▶ [DIRECTIONS FOR THIS TASK] Write out all records as given; omit images.

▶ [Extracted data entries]
— start —

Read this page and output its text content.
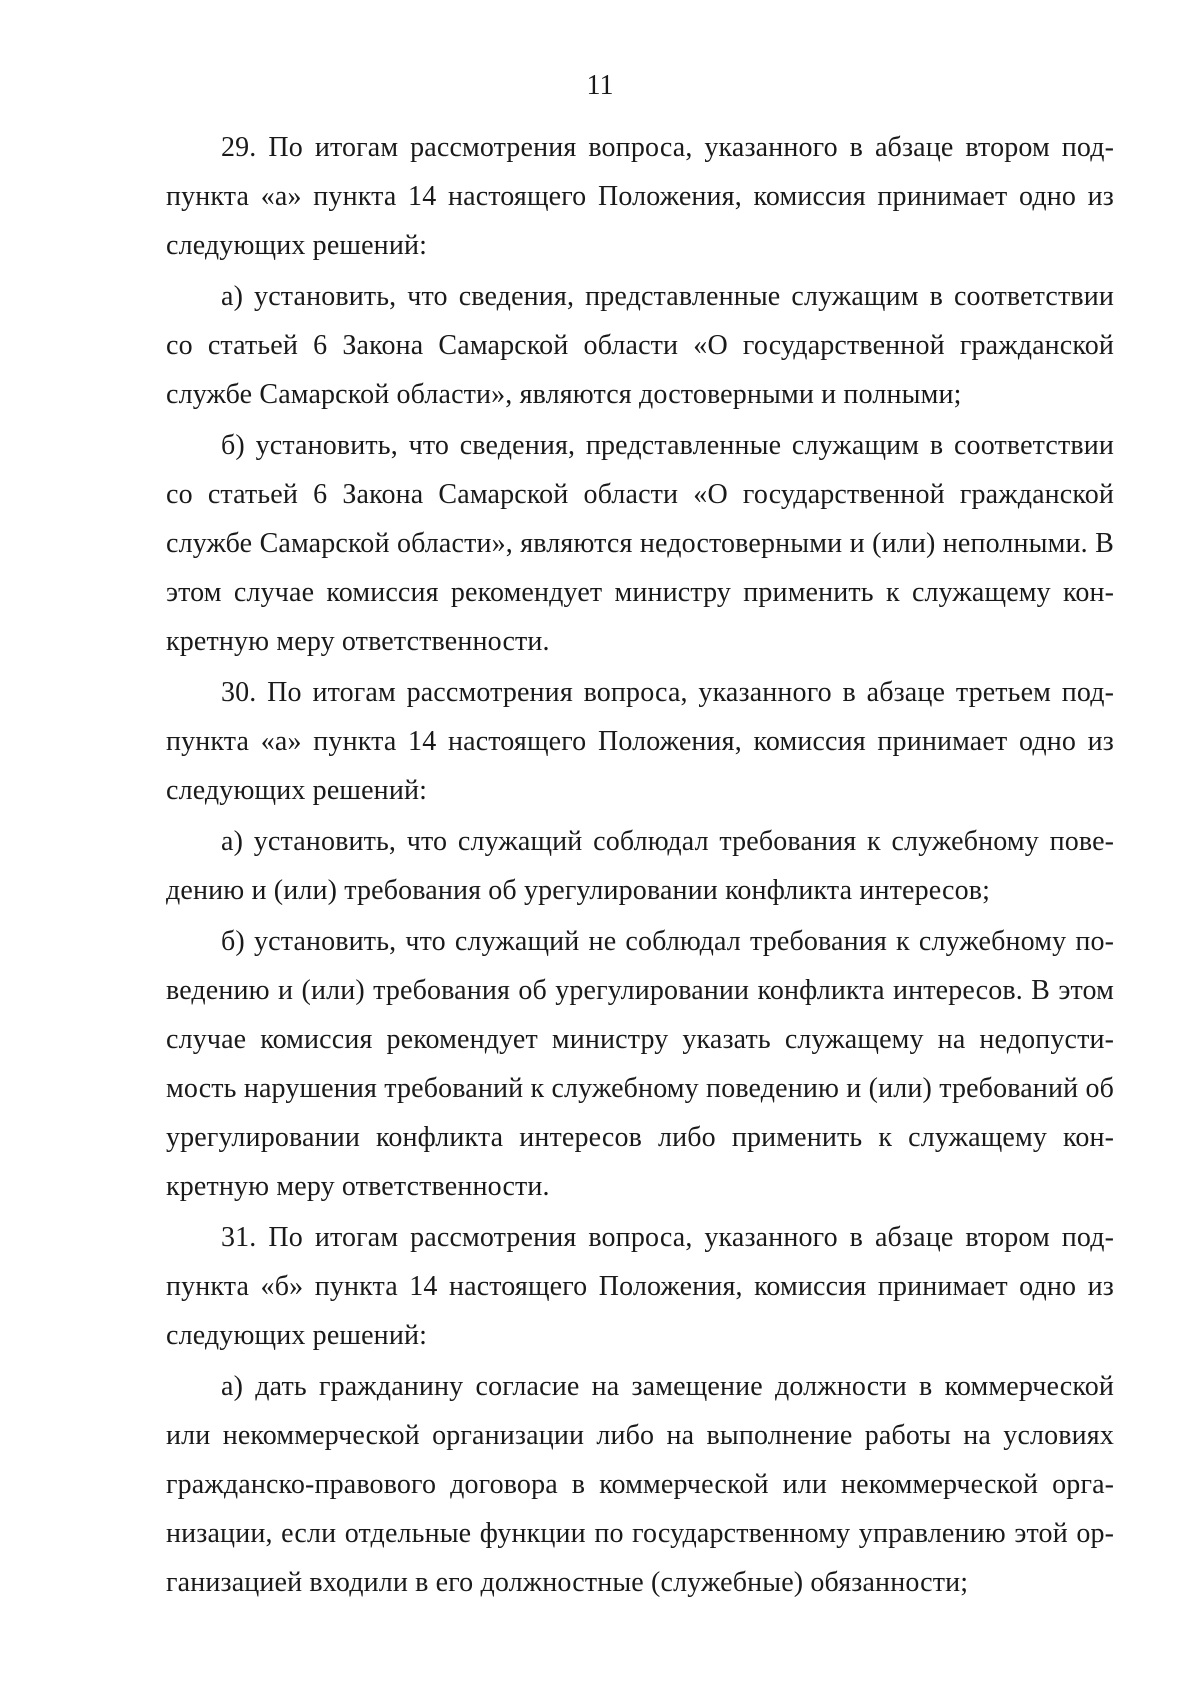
11

29. По итогам рассмотрения вопроса, указанного в абзаце втором подпункта «а» пункта 14 настоящего Положения, комиссия принимает одно из следующих решений:

а) установить, что сведения, представленные служащим в соответствии со статьей 6 Закона Самарской области «О государственной гражданской службе Самарской области», являются достоверными и полными;

б) установить, что сведения, представленные служащим в соответствии со статьей 6 Закона Самарской области «О государственной гражданской службе Самарской области», являются недостоверными и (или) неполными. В этом случае комиссия рекомендует министру применить к служащему конкретную меру ответственности.

30. По итогам рассмотрения вопроса, указанного в абзаце третьем подпункта «а» пункта 14 настоящего Положения, комиссия принимает одно из следующих решений:

а) установить, что служащий соблюдал требования к служебному поведению и (или) требования об урегулировании конфликта интересов;

б) установить, что служащий не соблюдал требования к служебному поведению и (или) требования об урегулировании конфликта интересов. В этом случае комиссия рекомендует министру указать служащему на недопустимость нарушения требований к служебному поведению и (или) требований об урегулировании конфликта интересов либо применить к служащему конкретную меру ответственности.

31. По итогам рассмотрения вопроса, указанного в абзаце втором подпункта «б» пункта 14 настоящего Положения, комиссия принимает одно из следующих решений:

а) дать гражданину согласие на замещение должности в коммерческой или некоммерческой организации либо на выполнение работы на условиях гражданско-правового договора в коммерческой или некоммерческой организации, если отдельные функции по государственному управлению этой организацией входили в его должностные (служебные) обязанности;
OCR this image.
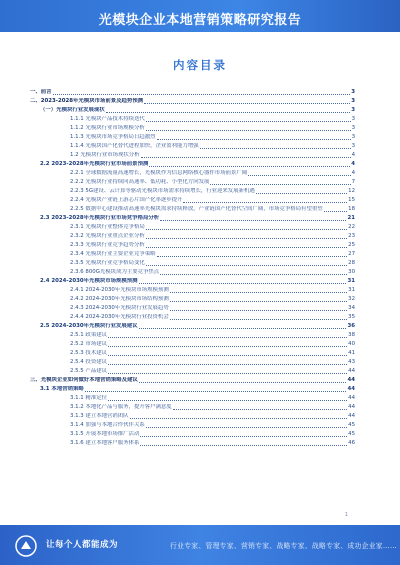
光模块企业本地营销策略研究报告
内容目录
一、前言	3
二、2023-2028年光模块市场前景及趋势预测	3
（一）光模块行业发展现状	3
1.1.1 光模块产品技术持续迭代	3
1.1.2 光模块行业市场规模分析	3
1.1.3 光模块市场竞争格局日趋激烈	3
1.1.4 光模块国产化替代进程加快，企业盈利能力增强	3
1.2 光模块行业市场现状分析	4
2.2 2023-2028年光模块行业市场前景预测	4
2.2.1 全球数据流量高速增长，光模块作为信息网络核心器件市场前景广阔	4
2.2.2 光模块行业持续向高速率、低功耗、小型化方向发展	7
2.2.3 5G建设、云计算等驱动光模块市场需求持续增长，行业迎来发展新机遇	12
2.2.4 光模块产业链上游芯片国产化率逐步提升	15
2.2.5 数据中心建设推动高速率光模块需求持续释放，产业链国产化替代空间广阔，市场竞争格局有望重塑	18
2.3 2023-2028年光模块行业市场竞争格局分析	21
2.3.1 光模块行业整体竞争格局	22
2.3.2 光模块行业重点企业分析	23
2.3.3 光模块行业竞争趋势分析	25
2.3.4 光模块行业主要企业竞争策略	27
2.3.5 光模块行业竞争格局变化	28
2.3.6 800G光模块成为主要竞争焦点	30
2.4 2024-2030年光模块市场规模预测	31
2.4.1 2024-2030年光模块市场规模预测	31
2.4.2 2024-2030年光模块市场结构预测	32
2.4.3 2024-2030年光模块行业发展趋势	34
2.4.4 2024-2030年光模块行业投资机会	35
2.5 2024-2030年光模块行业发展建议	36
2.5.1 政策建议	38
2.5.2 市场建议	40
2.5.3 技术建议	41
2.5.4 投资建议	43
2.5.5 产品建议	44
三、光模块企业如何做好本地营销策略及建议	44
3.1 本地营销策略	44
3.1.1 精准定位	44
3.1.2 本地化产品与服务，提升客户满意度	44
3.1.3 建立本地营销团队	44
3.1.4 加强与本地合作伙伴关系	45
3.1.5 开展本地市场推广活动	45
3.1.6 建立本地客户服务体系	46
1
让每个人都能成为	行业专家、管理专家、营销专家、战略专家、战略专家、成功企业家……
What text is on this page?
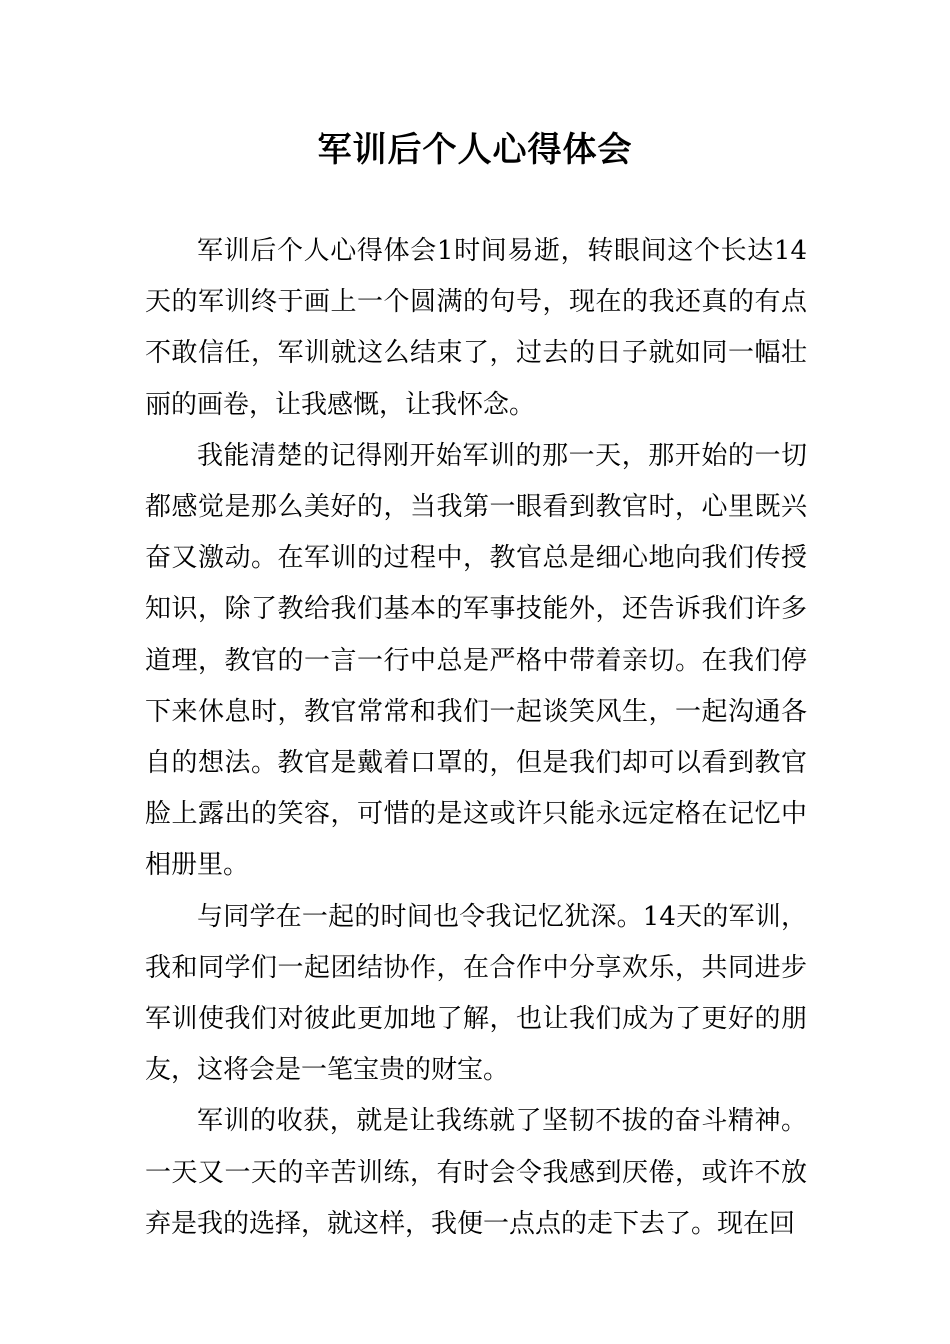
军训后个人心得体会

军训后个人心得体会1时间易逝，转眼间这个长达14天的军训终于画上一个圆满的句号，现在的我还真的有点不敢信任，军训就这么结束了，过去的日子就如同一幅壮丽的画卷，让我感慨，让我怀念。

我能清楚的记得刚开始军训的那一天，那开始的一切都感觉是那么美好的，当我第一眼看到教官时，心里既兴奋又激动。在军训的过程中，教官总是细心地向我们传授知识，除了教给我们基本的军事技能外，还告诉我们许多道理，教官的一言一行中总是严格中带着亲切。在我们停下来休息时，教官常常和我们一起谈笑风生，一起沟通各自的想法。教官是戴着口罩的，但是我们却可以看到教官脸上露出的笑容，可惜的是这或许只能永远定格在记忆中相册里。

与同学在一起的时间也令我记忆犹深。14天的军训，我和同学们一起团结协作，在合作中分享欢乐，共同进步军训使我们对彼此更加地了解，也让我们成为了更好的朋友，这将会是一笔宝贵的财宝。

军训的收获，就是让我练就了坚韧不拔的奋斗精神。一天又一天的辛苦训练，有时会令我感到厌倦，或许不放弃是我的选择，就这样，我便一点点的走下去了。现在回
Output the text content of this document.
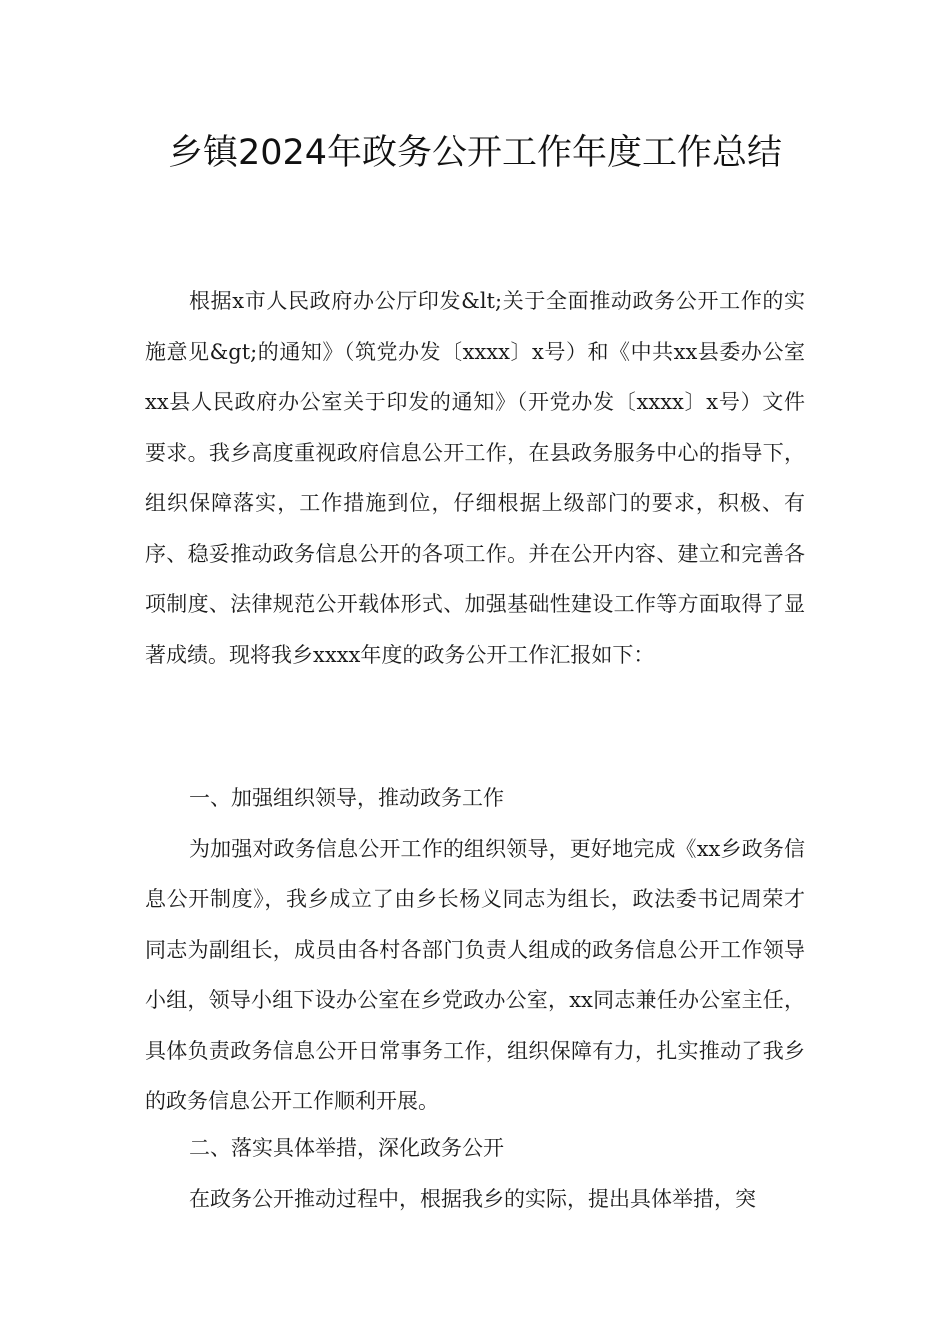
乡镇2024年政务公开工作年度工作总结

根据x市人民政府办公厅印发&lt;关于全面推动政务公开工作的实施意见&gt;的通知》（筑党办发〔xxxx〕x号）和《中共xx县委办公室xx县人民政府办公室关于印发的通知》（开党办发〔xxxx〕x号）文件要求。我乡高度重视政府信息公开工作，在县政务服务中心的指导下，组织保障落实，工作措施到位，仔细根据上级部门的要求，积极、有序、稳妥推动政务信息公开的各项工作。并在公开内容、建立和完善各项制度、法律规范公开载体形式、加强基础性建设工作等方面取得了显著成绩。现将我乡xxxx年度的政务公开工作汇报如下：

一、加强组织领导，推动政务工作

为加强对政务信息公开工作的组织领导，更好地完成《xx乡政务信息公开制度》，我乡成立了由乡长杨义同志为组长，政法委书记周荣才同志为副组长，成员由各村各部门负责人组成的政务信息公开工作领导小组，领导小组下设办公室在乡党政办公室，xx同志兼任办公室主任，具体负责政务信息公开日常事务工作，组织保障有力，扎实推动了我乡的政务信息公开工作顺利开展。

二、落实具体举措，深化政务公开

在政务公开推动过程中，根据我乡的实际，提出具体举措，突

— end —

▶ [REPLY TO THE TASK]
Read this page and output its text content.
11

29. По итогам рассмотрения вопроса, указанного в абзаце втором подпункта «а» пункта 14 настоящего Положения, комиссия принимает одно из следующих решений:

а) установить, что сведения, представленные служащим в соответствии со статьей 6 Закона Самарской области «О государственной гражданской службе Самарской области», являются достоверными и полными;

б) установить, что сведения, представленные служащим в соответствии со статьей 6 Закона Самарской области «О государственной гражданской службе Самарской области», являются недостоверными и (или) неполными. В этом случае комиссия рекомендует министру применить к служащему конкретную меру ответственности.

30. По итогам рассмотрения вопроса, указанного в абзаце третьем подпункта «а» пункта 14 настоящего Положения, комиссия принимает одно из следующих решений:

а) установить, что служащий соблюдал требования к служебному поведению и (или) требования об урегулировании конфликта интересов;

б) установить, что служащий не соблюдал требования к служебному поведению и (или) требования об урегулировании конфликта интересов. В этом случае комиссия рекомендует министру указать служащему на недопустимость нарушения требований к служебному поведению и (или) требований об урегулировании конфликта интересов либо применить к служащему конкретную меру ответственности.

31. По итогам рассмотрения вопроса, указанного в абзаце втором подпункта «б» пункта 14 настоящего Положения, комиссия принимает одно из следующих решений:

а) дать гражданину согласие на замещение должности в коммерческой или некоммерческой организации либо на выполнение работы на условиях гражданско-правового договора в коммерческой или некоммерческой организации, если отдельные функции по государственному управлению этой организацией входили в его должностные (служебные) обязанности;
OCR this image.
光模块企业本地营销策略研究报告
内容目录
一、前言	3
二、2023-2028年光模块市场前景及趋势预测	3
（一）光模块行业发展现状	3
1.1.1 光模块产品技术持续迭代	3
1.1.2 光模块行业市场规模分析	3
1.1.3 光模块市场竞争格局日趋激烈	3
1.1.4 光模块国产化替代进程加快，企业盈利能力增强	3
1.2 光模块行业市场现状分析	4
2.2 2023-2028年光模块行业市场前景预测	4
2.2.1 全球数据流量高速增长，光模块作为信息网络核心器件市场前景广阔	4
2.2.2 光模块行业持续向高速率、低功耗、小型化方向发展	7
2.2.3 5G建设、云计算等驱动光模块市场需求持续增长，行业迎来发展新机遇	12
2.2.4 光模块产业链上游芯片国产化率逐步提升	15
2.2.5 数据中心建设推动高速率光模块需求持续释放，产业链国产化替代空间广阔，市场竞争格局有望重塑	18
2.3 2023-2028年光模块行业市场竞争格局分析	21
2.3.1 光模块行业整体竞争格局	22
2.3.2 光模块行业重点企业分析	23
2.3.3 光模块行业竞争趋势分析	25
2.3.4 光模块行业主要企业竞争策略	27
2.3.5 光模块行业竞争格局变化	28
2.3.6 800G光模块成为主要竞争焦点	30
2.4 2024-2030年光模块市场规模预测	31
2.4.1 2024-2030年光模块市场规模预测	31
2.4.2 2024-2030年光模块市场结构预测	32
2.4.3 2024-2030年光模块行业发展趋势	34
2.4.4 2024-2030年光模块行业投资机会	35
2.5 2024-2030年光模块行业发展建议	36
2.5.1 政策建议	38
2.5.2 市场建议	40
2.5.3 技术建议	41
2.5.4 投资建议	43
2.5.5 产品建议	44
三、光模块企业如何做好本地营销策略及建议	44
3.1 本地营销策略	44
3.1.1 精准定位	44
3.1.2 本地化产品与服务，提升客户满意度	44
3.1.3 建立本地营销团队	44
3.1.4 加强与本地合作伙伴关系	45
3.1.5 开展本地市场推广活动	45
3.1.6 建立本地客户服务体系	46
1
让每个人都能成为	行业专家、管理专家、营销专家、战略专家、战略专家、成功企业家……
What text is on this page?
军训后个人心得体会

军训后个人心得体会1时间易逝，转眼间这个长达14天的军训终于画上一个圆满的句号，现在的我还真的有点不敢信任，军训就这么结束了，过去的日子就如同一幅壮丽的画卷，让我感慨，让我怀念。

我能清楚的记得刚开始军训的那一天，那开始的一切都感觉是那么美好的，当我第一眼看到教官时，心里既兴奋又激动。在军训的过程中，教官总是细心地向我们传授知识，除了教给我们基本的军事技能外，还告诉我们许多道理，教官的一言一行中总是严格中带着亲切。在我们停下来休息时，教官常常和我们一起谈笑风生，一起沟通各自的想法。教官是戴着口罩的，但是我们却可以看到教官脸上露出的笑容，可惜的是这或许只能永远定格在记忆中相册里。

与同学在一起的时间也令我记忆犹深。14天的军训，我和同学们一起团结协作，在合作中分享欢乐，共同进步军训使我们对彼此更加地了解，也让我们成为了更好的朋友，这将会是一笔宝贵的财宝。

军训的收获，就是让我练就了坚韧不拔的奋斗精神。一天又一天的辛苦训练，有时会令我感到厌倦，或许不放弃是我的选择，就这样，我便一点点的走下去了。现在回
Output the text content of this document.
乡镇2024年政务公开工作年度工作总结

根据x市人民政府办公厅印发&lt;关于全面推动政务公开工作的实施意见&gt;的通知》（筑党办发〔xxxx〕x号）和《中共xx县委办公室xx县人民政府办公室关于印发的通知》（开党办发〔xxxx〕x号）文件要求。我乡高度重视政府信息公开工作，在县政务服务中心的指导下，组织保障落实，工作措施到位，仔细根据上级部门的要求，积极、有序、稳妥推动政务信息公开的各项工作。并在公开内容、建立和完善各项制度、法律规范公开载体形式、加强基础性建设工作等方面取得了显著成绩。现将我乡xxxx年度的政务公开工作汇报如下：

一、加强组织领导，推动政务工作

为加强对政务信息公开工作的组织领导，更好地完成《xx乡政务信息公开制度》，我乡成立了由乡长杨义同志为组长，政法委书记周荣才同志为副组长，成员由各村各部门负责人组成的政务信息公开工作领导小组，领导小组下设办公室在乡党政办公室，xx同志兼任办公室主任，具体负责政务信息公开日常事务工作，组织保障有力，扎实推动了我乡的政务信息公开工作顺利开展。

二、落实具体举措，深化政务公开

在政务公开推动过程中，根据我乡的实际，提出具体举措，突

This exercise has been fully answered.